[Task to complete] Return all lines where the word "ylabel" can be found.

[Excerpted records]
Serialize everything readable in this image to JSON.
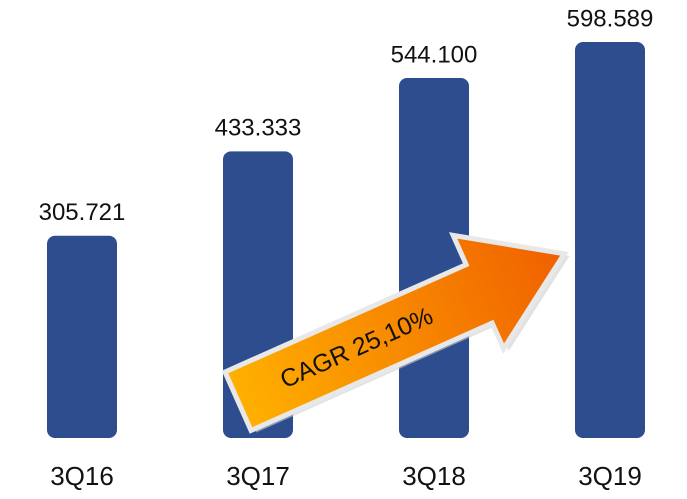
{
  "chart_data": {
    "type": "bar",
    "categories": [
      "3Q16",
      "3Q17",
      "3Q18",
      "3Q19"
    ],
    "values": [
      305721,
      433333,
      544100,
      598589
    ],
    "value_labels": [
      "305.721",
      "433.333",
      "544.100",
      "598.589"
    ],
    "color": "#2e4d8f",
    "annotation": "CAGR 25,10%"
  }
}
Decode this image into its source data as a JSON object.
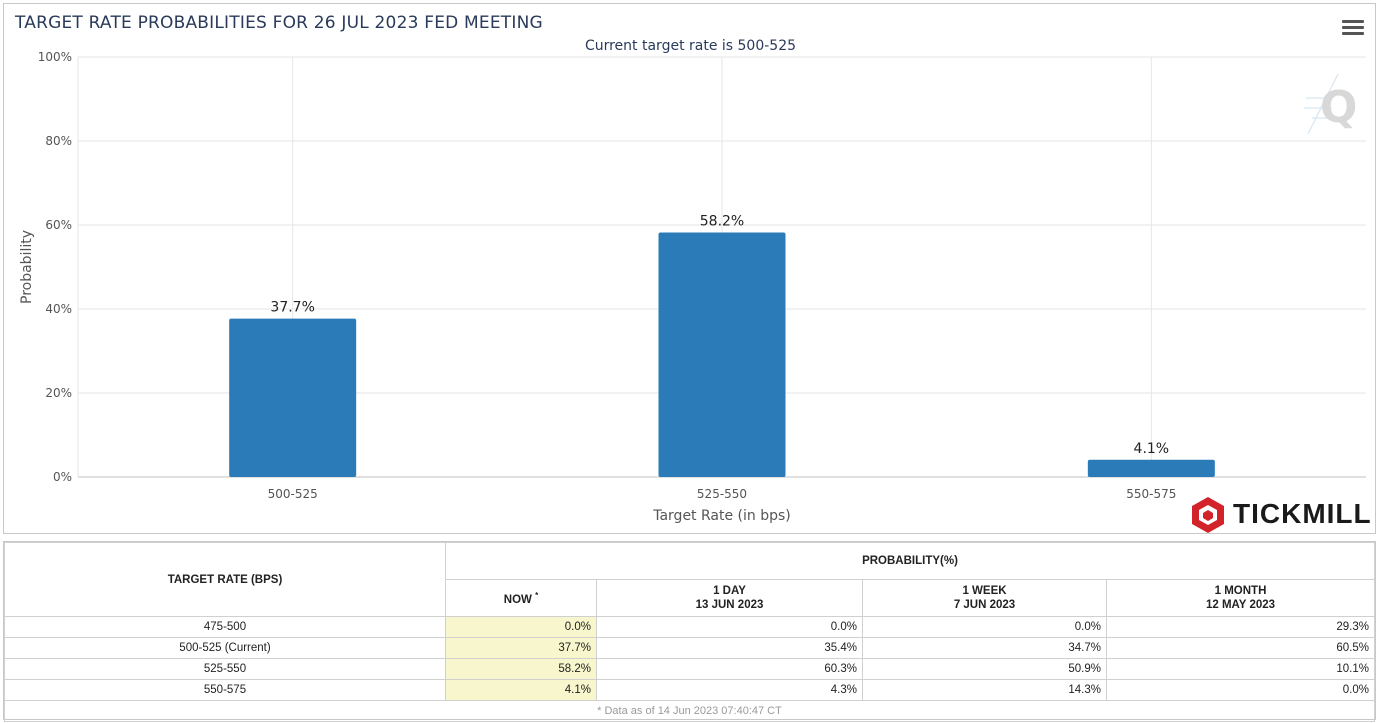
{
  "chart_data": {
    "type": "bar",
    "title": "TARGET RATE PROBABILITIES FOR 26 JUL 2023 FED MEETING",
    "subtitle": "Current target rate is 500-525",
    "xlabel": "Target Rate (in bps)",
    "ylabel": "Probability",
    "categories": [
      "500-525",
      "525-550",
      "550-575"
    ],
    "values": [
      37.7,
      58.2,
      4.1
    ],
    "data_labels": [
      "37.7%",
      "58.2%",
      "4.1%"
    ],
    "ylim": [
      0,
      100
    ],
    "yticks": [
      "0%",
      "20%",
      "40%",
      "60%",
      "80%",
      "100%"
    ],
    "grid": true,
    "bar_color": "#2b7bb9"
  },
  "watermark": {
    "brand": "TICKMILL",
    "logo_icon": "tickmill-hexagon-logo",
    "q_icon": "cme-q-watermark"
  },
  "menu": {
    "icon": "hamburger-menu-icon"
  },
  "table": {
    "header_target": "TARGET RATE (BPS)",
    "header_probability": "PROBABILITY(%)",
    "columns": [
      {
        "line1": "NOW",
        "marker": "*",
        "line2": ""
      },
      {
        "line1": "1 DAY",
        "line2": "13 JUN 2023"
      },
      {
        "line1": "1 WEEK",
        "line2": "7 JUN 2023"
      },
      {
        "line1": "1 MONTH",
        "line2": "12 MAY 2023"
      }
    ],
    "rows": [
      {
        "rate": "475-500",
        "values": [
          "0.0%",
          "0.0%",
          "0.0%",
          "29.3%"
        ]
      },
      {
        "rate": "500-525 (Current)",
        "values": [
          "37.7%",
          "35.4%",
          "34.7%",
          "60.5%"
        ]
      },
      {
        "rate": "525-550",
        "values": [
          "58.2%",
          "60.3%",
          "50.9%",
          "10.1%"
        ]
      },
      {
        "rate": "550-575",
        "values": [
          "4.1%",
          "4.3%",
          "14.3%",
          "0.0%"
        ]
      }
    ],
    "footnote": "* Data as of 14 Jun 2023 07:40:47 CT",
    "now_highlight_color": "#f7f6cc"
  }
}
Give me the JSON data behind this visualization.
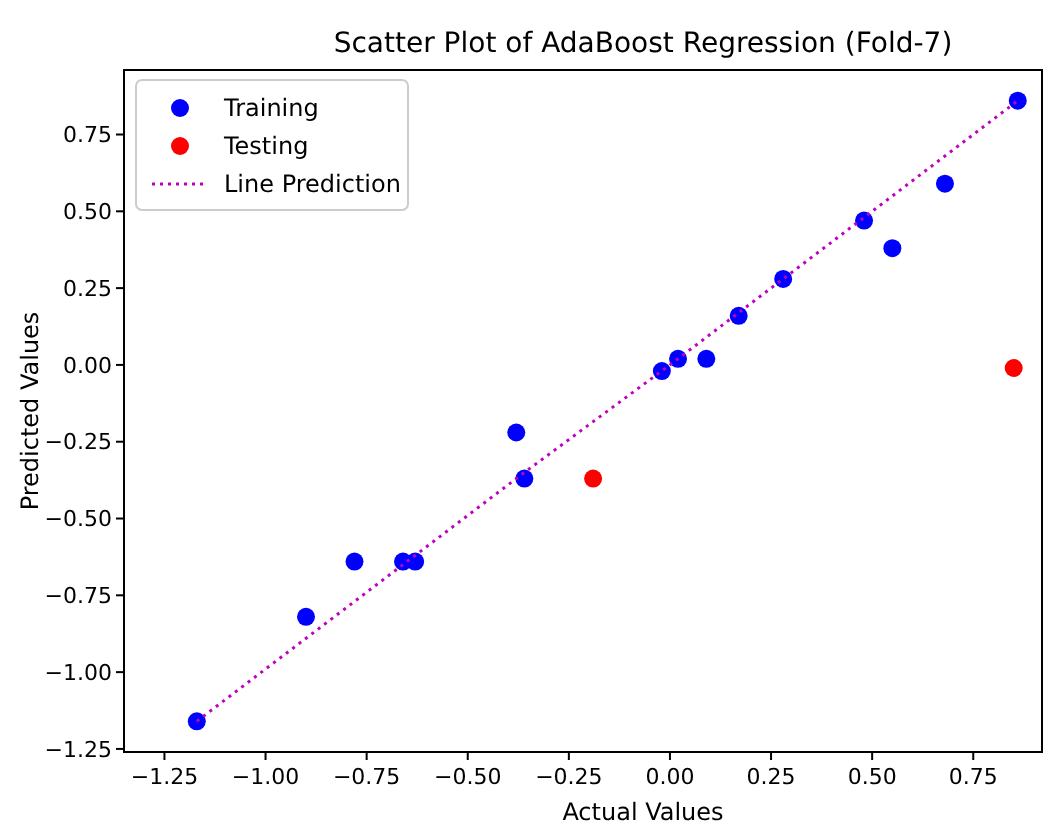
{
  "chart_data": {
    "type": "scatter",
    "title": "Scatter Plot of AdaBoost Regression (Fold-7)",
    "xlabel": "Actual Values",
    "ylabel": "Predicted Values",
    "xlim": [
      -1.35,
      0.92
    ],
    "xticks": [
      {
        "value": -1.25,
        "label": "−1.25"
      },
      {
        "value": -1,
        "label": "−1.00"
      },
      {
        "value": -0.75,
        "label": "−0.75"
      },
      {
        "value": -0.5,
        "label": "−0.50"
      },
      {
        "value": -0.25,
        "label": "−0.25"
      },
      {
        "value": 0,
        "label": "0.00"
      },
      {
        "value": 0.25,
        "label": "0.25"
      },
      {
        "value": 0.5,
        "label": "0.50"
      },
      {
        "value": 0.75,
        "label": "0.75"
      }
    ],
    "ylim": [
      -1.26,
      0.96
    ],
    "yticks": [
      {
        "value": -1.25,
        "label": "−1.25"
      },
      {
        "value": -1,
        "label": "−1.00"
      },
      {
        "value": -0.75,
        "label": "−0.75"
      },
      {
        "value": -0.5,
        "label": "−0.50"
      },
      {
        "value": -0.25,
        "label": "−0.25"
      },
      {
        "value": 0,
        "label": "0.00"
      },
      {
        "value": 0.25,
        "label": "0.25"
      },
      {
        "value": 0.5,
        "label": "0.50"
      },
      {
        "value": 0.75,
        "label": "0.75"
      }
    ],
    "grid": false,
    "legend": "top left",
    "marker": "circle",
    "series": [
      {
        "name": "Training",
        "color": "#0000ff",
        "x": [
          -1.17,
          -0.9,
          -0.78,
          -0.66,
          -0.63,
          -0.38,
          -0.36,
          -0.02,
          0.02,
          0.09,
          0.17,
          0.28,
          0.48,
          0.55,
          0.68,
          0.86
        ],
        "values": [
          -1.16,
          -0.82,
          -0.64,
          -0.64,
          -0.64,
          -0.22,
          -0.37,
          -0.02,
          0.02,
          0.02,
          0.16,
          0.28,
          0.47,
          0.38,
          0.59,
          0.86
        ]
      },
      {
        "name": "Testing",
        "color": "#ff0000",
        "x": [
          -0.19,
          0.85
        ],
        "values": [
          -0.37,
          -0.01
        ]
      },
      {
        "name": "Line Prediction",
        "color": "#bf00bf",
        "type": "line",
        "marker": "none",
        "line_style": "dotted",
        "x": [
          -1.17,
          -0.66,
          -0.36,
          0.0,
          0.28,
          0.48,
          0.86
        ],
        "values": [
          -1.16,
          -0.65,
          -0.35,
          0.0,
          0.28,
          0.48,
          0.86
        ]
      }
    ]
  }
}
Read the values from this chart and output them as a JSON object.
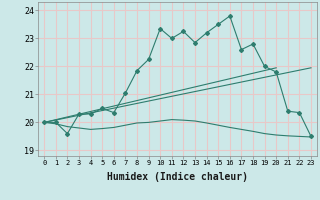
{
  "xlabel": "Humidex (Indice chaleur)",
  "bg_color": "#cce8e8",
  "grid_color": "#e8c8c8",
  "line_color": "#2e7d6e",
  "xlim": [
    -0.5,
    23.5
  ],
  "ylim": [
    18.8,
    24.3
  ],
  "yticks": [
    19,
    20,
    21,
    22,
    23,
    24
  ],
  "xticks": [
    0,
    1,
    2,
    3,
    4,
    5,
    6,
    7,
    8,
    9,
    10,
    11,
    12,
    13,
    14,
    15,
    16,
    17,
    18,
    19,
    20,
    21,
    22,
    23
  ],
  "series1_x": [
    0,
    1,
    2,
    3,
    4,
    5,
    6,
    7,
    8,
    9,
    10,
    11,
    12,
    13,
    14,
    15,
    16,
    17,
    18,
    19,
    20,
    21,
    22,
    23
  ],
  "series1_y": [
    20.0,
    20.0,
    19.6,
    20.3,
    20.3,
    20.5,
    20.35,
    21.05,
    21.85,
    22.25,
    23.35,
    23.0,
    23.25,
    22.85,
    23.2,
    23.5,
    23.8,
    22.6,
    22.8,
    22.0,
    21.8,
    20.4,
    20.35,
    19.5
  ],
  "series2_x": [
    0,
    23
  ],
  "series2_y": [
    20.0,
    21.95
  ],
  "series3_x": [
    0,
    20
  ],
  "series3_y": [
    20.0,
    21.95
  ],
  "series4_x": [
    0,
    1,
    2,
    3,
    4,
    5,
    6,
    7,
    8,
    9,
    10,
    11,
    12,
    13,
    14,
    15,
    16,
    17,
    18,
    19,
    20,
    21,
    22,
    23
  ],
  "series4_y": [
    20.0,
    19.95,
    19.85,
    19.8,
    19.75,
    19.78,
    19.82,
    19.9,
    19.98,
    20.0,
    20.05,
    20.1,
    20.08,
    20.05,
    19.98,
    19.9,
    19.82,
    19.75,
    19.68,
    19.6,
    19.55,
    19.52,
    19.5,
    19.48
  ]
}
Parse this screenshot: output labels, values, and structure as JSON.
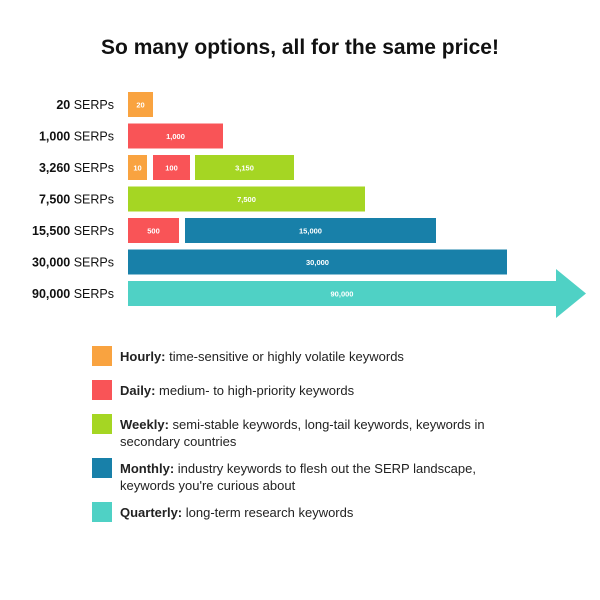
{
  "chart_data": {
    "type": "bar",
    "title": "So many options, all for the same price!",
    "unit_label": "SERPs",
    "rows": [
      {
        "total": "20",
        "segments": [
          {
            "series": "Hourly",
            "value": 20,
            "label": "20"
          }
        ]
      },
      {
        "total": "1,000",
        "segments": [
          {
            "series": "Daily",
            "value": 1000,
            "label": "1,000"
          }
        ]
      },
      {
        "total": "3,260",
        "segments": [
          {
            "series": "Hourly",
            "value": 10,
            "label": "10"
          },
          {
            "series": "Daily",
            "value": 100,
            "label": "100"
          },
          {
            "series": "Weekly",
            "value": 3150,
            "label": "3,150"
          }
        ]
      },
      {
        "total": "7,500",
        "segments": [
          {
            "series": "Weekly",
            "value": 7500,
            "label": "7,500"
          }
        ]
      },
      {
        "total": "15,500",
        "segments": [
          {
            "series": "Daily",
            "value": 500,
            "label": "500"
          },
          {
            "series": "Monthly",
            "value": 15000,
            "label": "15,000"
          }
        ]
      },
      {
        "total": "30,000",
        "segments": [
          {
            "series": "Monthly",
            "value": 30000,
            "label": "30,000"
          }
        ]
      },
      {
        "total": "90,000",
        "segments": [
          {
            "series": "Quarterly",
            "value": 90000,
            "label": "90,000"
          }
        ]
      }
    ],
    "series": [
      {
        "name": "Hourly",
        "color": "#F9A340",
        "description": "time-sensitive or highly volatile keywords"
      },
      {
        "name": "Daily",
        "color": "#F95457",
        "description": "medium- to high-priority keywords"
      },
      {
        "name": "Weekly",
        "color": "#A5D623",
        "description": "semi-stable keywords, long-tail keywords, keywords in secondary countries"
      },
      {
        "name": "Monthly",
        "color": "#1880A9",
        "description": "industry keywords to flesh out the SERP landscape, keywords you're curious about"
      },
      {
        "name": "Quarterly",
        "color": "#4FD1C5",
        "description": "long-term research keywords"
      }
    ],
    "last_row_arrow": true,
    "grid": false,
    "legend_placement": "bottom"
  }
}
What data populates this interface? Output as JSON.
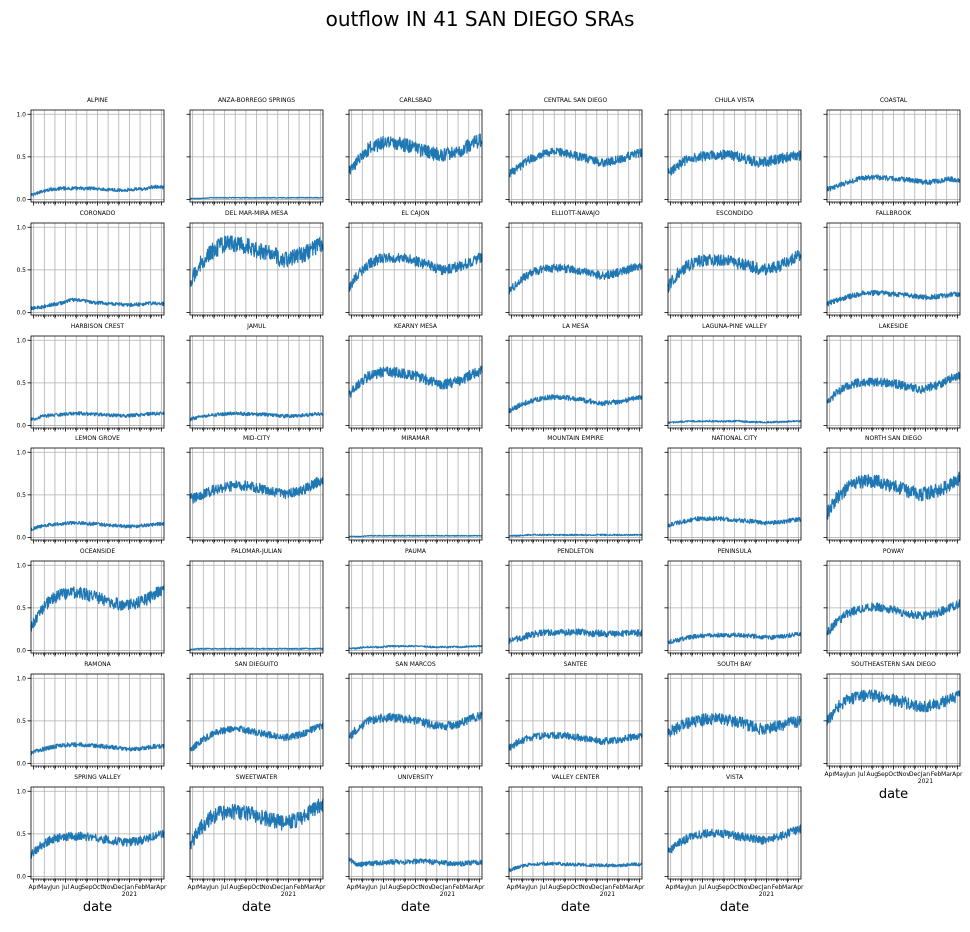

[Worked solution]
    "ylabel": "Probability",
    "ylabel": "Predicted Values",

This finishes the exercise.